• **WHAT NEEDS TO BE DONE**:
All material below is to be reproduced exactly.

• **RECORDS SHOWN**:
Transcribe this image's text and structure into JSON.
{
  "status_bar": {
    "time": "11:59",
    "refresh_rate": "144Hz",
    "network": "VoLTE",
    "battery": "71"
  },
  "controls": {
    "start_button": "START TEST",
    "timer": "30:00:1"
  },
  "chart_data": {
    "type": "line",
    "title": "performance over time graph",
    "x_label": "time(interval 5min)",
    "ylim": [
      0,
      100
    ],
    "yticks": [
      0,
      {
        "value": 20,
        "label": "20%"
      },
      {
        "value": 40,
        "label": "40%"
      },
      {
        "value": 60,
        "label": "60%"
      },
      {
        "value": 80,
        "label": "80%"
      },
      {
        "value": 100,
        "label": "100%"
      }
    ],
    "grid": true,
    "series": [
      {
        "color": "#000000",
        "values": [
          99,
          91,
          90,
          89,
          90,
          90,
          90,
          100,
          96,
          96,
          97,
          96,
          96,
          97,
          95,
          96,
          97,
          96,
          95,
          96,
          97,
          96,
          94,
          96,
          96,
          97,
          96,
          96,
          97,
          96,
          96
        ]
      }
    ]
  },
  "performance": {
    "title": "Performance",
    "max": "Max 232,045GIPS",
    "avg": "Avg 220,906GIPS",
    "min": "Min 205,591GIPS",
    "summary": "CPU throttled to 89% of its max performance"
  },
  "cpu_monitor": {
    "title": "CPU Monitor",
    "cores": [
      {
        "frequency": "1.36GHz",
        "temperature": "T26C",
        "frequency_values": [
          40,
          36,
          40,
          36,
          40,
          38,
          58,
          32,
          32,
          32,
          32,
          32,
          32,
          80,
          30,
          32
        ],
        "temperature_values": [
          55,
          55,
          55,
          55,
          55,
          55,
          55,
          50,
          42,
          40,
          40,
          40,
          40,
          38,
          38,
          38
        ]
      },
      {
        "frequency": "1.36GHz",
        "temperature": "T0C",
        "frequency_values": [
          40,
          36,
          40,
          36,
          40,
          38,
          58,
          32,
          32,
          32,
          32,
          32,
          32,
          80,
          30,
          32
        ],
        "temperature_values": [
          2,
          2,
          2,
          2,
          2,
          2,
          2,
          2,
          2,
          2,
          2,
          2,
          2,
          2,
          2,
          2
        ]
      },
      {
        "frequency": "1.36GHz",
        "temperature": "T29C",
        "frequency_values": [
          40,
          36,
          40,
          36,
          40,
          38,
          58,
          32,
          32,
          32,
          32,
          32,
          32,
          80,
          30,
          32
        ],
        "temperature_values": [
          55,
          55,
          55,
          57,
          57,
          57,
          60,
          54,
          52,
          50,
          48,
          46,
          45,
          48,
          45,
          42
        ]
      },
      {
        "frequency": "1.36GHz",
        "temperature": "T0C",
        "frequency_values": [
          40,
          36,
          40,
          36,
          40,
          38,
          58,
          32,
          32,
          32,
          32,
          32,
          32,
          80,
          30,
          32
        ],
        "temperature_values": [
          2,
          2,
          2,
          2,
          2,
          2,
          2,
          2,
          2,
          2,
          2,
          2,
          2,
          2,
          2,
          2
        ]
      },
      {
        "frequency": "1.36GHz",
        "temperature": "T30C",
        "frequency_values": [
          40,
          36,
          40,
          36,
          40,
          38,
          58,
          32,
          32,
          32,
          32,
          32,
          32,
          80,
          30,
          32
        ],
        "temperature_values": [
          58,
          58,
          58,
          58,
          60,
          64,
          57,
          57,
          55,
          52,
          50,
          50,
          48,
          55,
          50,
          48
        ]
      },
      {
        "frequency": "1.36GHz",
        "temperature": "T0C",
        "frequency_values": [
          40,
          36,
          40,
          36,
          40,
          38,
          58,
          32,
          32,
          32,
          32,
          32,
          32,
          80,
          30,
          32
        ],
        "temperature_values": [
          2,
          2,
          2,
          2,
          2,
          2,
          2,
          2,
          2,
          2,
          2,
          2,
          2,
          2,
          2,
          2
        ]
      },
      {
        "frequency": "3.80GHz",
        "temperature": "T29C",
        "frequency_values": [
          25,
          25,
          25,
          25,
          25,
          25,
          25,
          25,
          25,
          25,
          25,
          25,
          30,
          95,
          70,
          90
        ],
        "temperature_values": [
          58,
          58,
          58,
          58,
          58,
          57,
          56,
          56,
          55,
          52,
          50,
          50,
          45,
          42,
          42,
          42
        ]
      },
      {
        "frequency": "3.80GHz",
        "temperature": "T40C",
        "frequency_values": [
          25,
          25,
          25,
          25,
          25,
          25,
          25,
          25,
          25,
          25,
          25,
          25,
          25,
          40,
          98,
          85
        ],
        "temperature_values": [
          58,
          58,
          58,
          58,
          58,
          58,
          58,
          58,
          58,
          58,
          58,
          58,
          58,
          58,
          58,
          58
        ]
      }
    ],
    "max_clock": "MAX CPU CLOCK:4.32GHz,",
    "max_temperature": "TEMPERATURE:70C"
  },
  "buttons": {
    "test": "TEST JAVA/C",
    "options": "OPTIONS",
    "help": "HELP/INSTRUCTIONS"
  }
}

• **WORKED SOLUTION**:
Transcribe this image's text and structure into JSON.
{
  "status_bar": {
    "time": "11:59",
    "refresh_rate": "144Hz",
    "network": "VoLTE",
    "battery": "71"
  },
  "controls": {
    "start_button": "START TEST",
    "timer": "30:00:1"
  },
  "chart_data": {
    "type": "line",
    "title": "performance over time graph",
    "x_label": "time(interval 5min)",
    "ylim": [
      0,
      100
    ],
    "yticks": [
      0,
      {
        "value": 20,
        "label": "20%"
      },
      {
        "value": 40,
        "label": "40%"
      },
      {
        "value": 60,
        "label": "60%"
      },
      {
        "value": 80,
        "label": "80%"
      },
      {
        "value": 100,
        "label": "100%"
      }
    ],
    "grid": true,
    "series": [
      {
        "color": "#000000",
        "values": [
          99,
          91,
          90,
          89,
          90,
          90,
          90,
          100,
          96,
          96,
          97,
          96,
          96,
          97,
          95,
          96,
          97,
          96,
          95,
          96,
          97,
          96,
          94,
          96,
          96,
          97,
          96,
          96,
          97,
          96,
          96
        ]
      }
    ]
  },
  "performance": {
    "title": "Performance",
    "max": "Max 232,045GIPS",
    "avg": "Avg 220,906GIPS",
    "min": "Min 205,591GIPS",
    "summary": "CPU throttled to 89% of its max performance"
  },
  "cpu_monitor": {
    "title": "CPU Monitor",
    "cores": [
      {
        "frequency": "1.36GHz",
        "temperature": "T26C",
        "frequency_values": [
          40,
          36,
          40,
          36,
          40,
          38,
          58,
          32,
          32,
          32,
          32,
          32,
          32,
          80,
          30,
          32
        ],
        "temperature_values": [
          55,
          55,
          55,
          55,
          55,
          55,
          55,
          50,
          42,
          40,
          40,
          40,
          40,
          38,
          38,
          38
        ]
      },
      {
        "frequency": "1.36GHz",
        "temperature": "T0C",
        "frequency_values": [
          40,
          36,
          40,
          36,
          40,
          38,
          58,
          32,
          32,
          32,
          32,
          32,
          32,
          80,
          30,
          32
        ],
        "temperature_values": [
          2,
          2,
          2,
          2,
          2,
          2,
          2,
          2,
          2,
          2,
          2,
          2,
          2,
          2,
          2,
          2
        ]
      },
      {
        "frequency": "1.36GHz",
        "temperature": "T29C",
        "frequency_values": [
          40,
          36,
          40,
          36,
          40,
          38,
          58,
          32,
          32,
          32,
          32,
          32,
          32,
          80,
          30,
          32
        ],
        "temperature_values": [
          55,
          55,
          55,
          57,
          57,
          57,
          60,
          54,
          52,
          50,
          48,
          46,
          45,
          48,
          45,
          42
        ]
      },
      {
        "frequency": "1.36GHz",
        "temperature": "T0C",
        "frequency_values": [
          40,
          36,
          40,
          36,
          40,
          38,
          58,
          32,
          32,
          32,
          32,
          32,
          32,
          80,
          30,
          32
        ],
        "temperature_values": [
          2,
          2,
          2,
          2,
          2,
          2,
          2,
          2,
          2,
          2,
          2,
          2,
          2,
          2,
          2,
          2
        ]
      },
      {
        "frequency": "1.36GHz",
        "temperature": "T30C",
        "frequency_values": [
          40,
          36,
          40,
          36,
          40,
          38,
          58,
          32,
          32,
          32,
          32,
          32,
          32,
          80,
          30,
          32
        ],
        "temperature_values": [
          58,
          58,
          58,
          58,
          60,
          64,
          57,
          57,
          55,
          52,
          50,
          50,
          48,
          55,
          50,
          48
        ]
      },
      {
        "frequency": "1.36GHz",
        "temperature": "T0C",
        "frequency_values": [
          40,
          36,
          40,
          36,
          40,
          38,
          58,
          32,
          32,
          32,
          32,
          32,
          32,
          80,
          30,
          32
        ],
        "temperature_values": [
          2,
          2,
          2,
          2,
          2,
          2,
          2,
          2,
          2,
          2,
          2,
          2,
          2,
          2,
          2,
          2
        ]
      },
      {
        "frequency": "3.80GHz",
        "temperature": "T29C",
        "frequency_values": [
          25,
          25,
          25,
          25,
          25,
          25,
          25,
          25,
          25,
          25,
          25,
          25,
          30,
          95,
          70,
          90
        ],
        "temperature_values": [
          58,
          58,
          58,
          58,
          58,
          57,
          56,
          56,
          55,
          52,
          50,
          50,
          45,
          42,
          42,
          42
        ]
      },
      {
        "frequency": "3.80GHz",
        "temperature": "T40C",
        "frequency_values": [
          25,
          25,
          25,
          25,
          25,
          25,
          25,
          25,
          25,
          25,
          25,
          25,
          25,
          40,
          98,
          85
        ],
        "temperature_values": [
          58,
          58,
          58,
          58,
          58,
          58,
          58,
          58,
          58,
          58,
          58,
          58,
          58,
          58,
          58,
          58
        ]
      }
    ],
    "max_clock": "MAX CPU CLOCK:4.32GHz,",
    "max_temperature": "TEMPERATURE:70C"
  },
  "buttons": {
    "test": "TEST JAVA/C",
    "options": "OPTIONS",
    "help": "HELP/INSTRUCTIONS"
  }
}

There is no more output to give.